- **DESCRIPTION OF THE TASK**
Locate the string "relación" in the records below. Copy every line where it occurs.

- **INFORMATION GIVEN**
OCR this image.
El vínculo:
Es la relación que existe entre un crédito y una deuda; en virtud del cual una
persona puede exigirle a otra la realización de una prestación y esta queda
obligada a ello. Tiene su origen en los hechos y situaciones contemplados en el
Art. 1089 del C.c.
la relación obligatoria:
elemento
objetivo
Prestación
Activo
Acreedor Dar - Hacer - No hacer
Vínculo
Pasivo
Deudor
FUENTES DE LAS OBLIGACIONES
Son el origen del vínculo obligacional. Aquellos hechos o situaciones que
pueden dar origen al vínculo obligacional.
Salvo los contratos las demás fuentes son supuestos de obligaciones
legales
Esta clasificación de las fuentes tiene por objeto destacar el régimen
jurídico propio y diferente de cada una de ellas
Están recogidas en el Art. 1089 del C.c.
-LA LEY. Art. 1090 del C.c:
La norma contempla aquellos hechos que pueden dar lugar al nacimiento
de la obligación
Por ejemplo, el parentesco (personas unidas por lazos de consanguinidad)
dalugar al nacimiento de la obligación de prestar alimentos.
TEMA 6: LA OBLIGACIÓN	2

- **EXPECTED ANSWER**
Es la relación que existe entre un crédito y una deuda; en virtud del cual una
la relación obligatoria:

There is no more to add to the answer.